[Figure data in JSON]

[Start]

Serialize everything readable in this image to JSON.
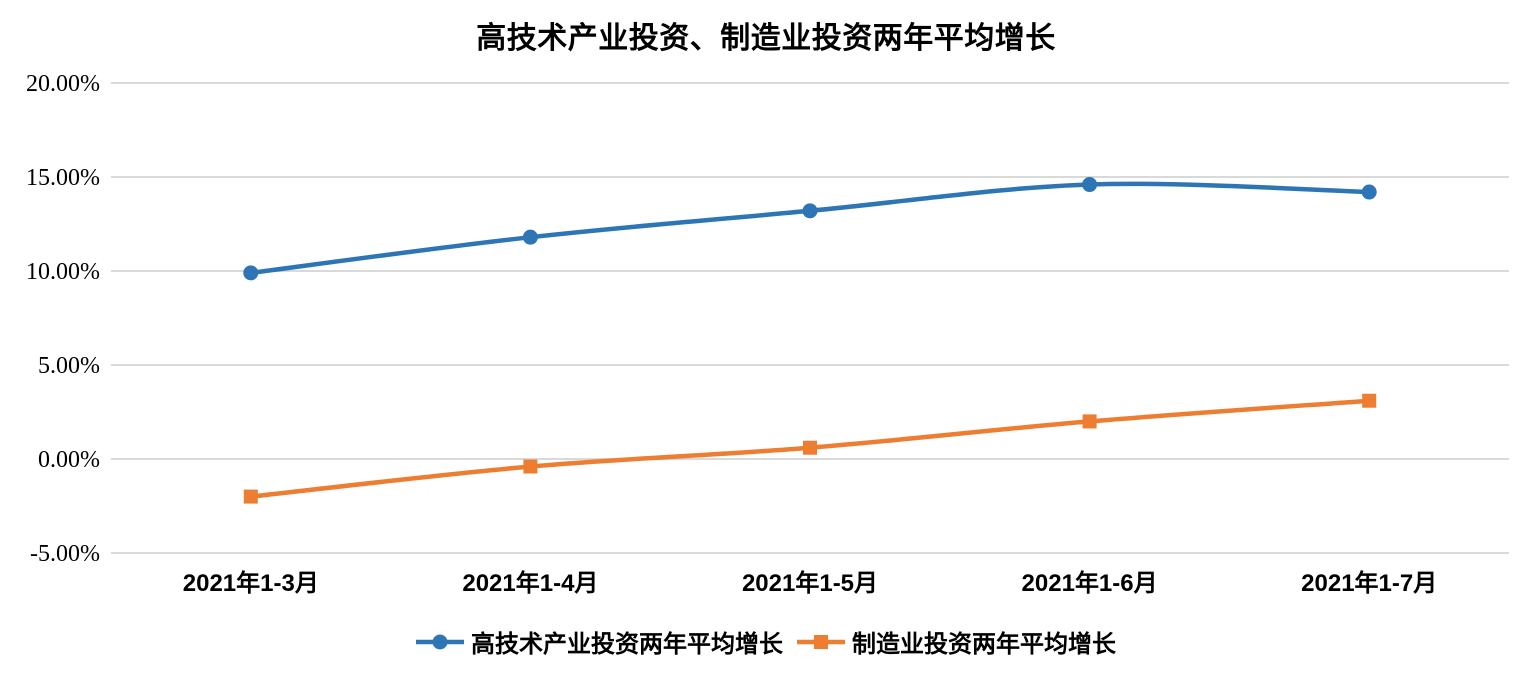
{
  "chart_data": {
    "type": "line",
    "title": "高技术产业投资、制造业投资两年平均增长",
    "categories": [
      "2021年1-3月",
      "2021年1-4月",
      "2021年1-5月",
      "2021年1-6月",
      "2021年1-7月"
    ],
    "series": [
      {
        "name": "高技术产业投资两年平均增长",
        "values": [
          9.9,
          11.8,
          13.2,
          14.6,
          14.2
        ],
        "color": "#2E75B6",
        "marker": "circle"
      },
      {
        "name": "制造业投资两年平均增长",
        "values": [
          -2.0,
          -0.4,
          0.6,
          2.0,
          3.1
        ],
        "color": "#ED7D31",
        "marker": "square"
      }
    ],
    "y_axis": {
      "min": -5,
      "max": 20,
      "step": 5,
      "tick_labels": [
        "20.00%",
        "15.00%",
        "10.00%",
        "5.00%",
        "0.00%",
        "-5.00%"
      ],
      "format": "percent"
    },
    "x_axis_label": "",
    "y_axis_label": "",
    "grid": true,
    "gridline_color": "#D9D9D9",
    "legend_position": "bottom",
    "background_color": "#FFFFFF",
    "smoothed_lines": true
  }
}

[End]

■ Written request
Spot every line that holds "制造业投资两年平均增长" and copy it.

■ Task solution
    "title": "高技术产业投资、制造业投资两年平均增长",
        "name": "制造业投资两年平均增长",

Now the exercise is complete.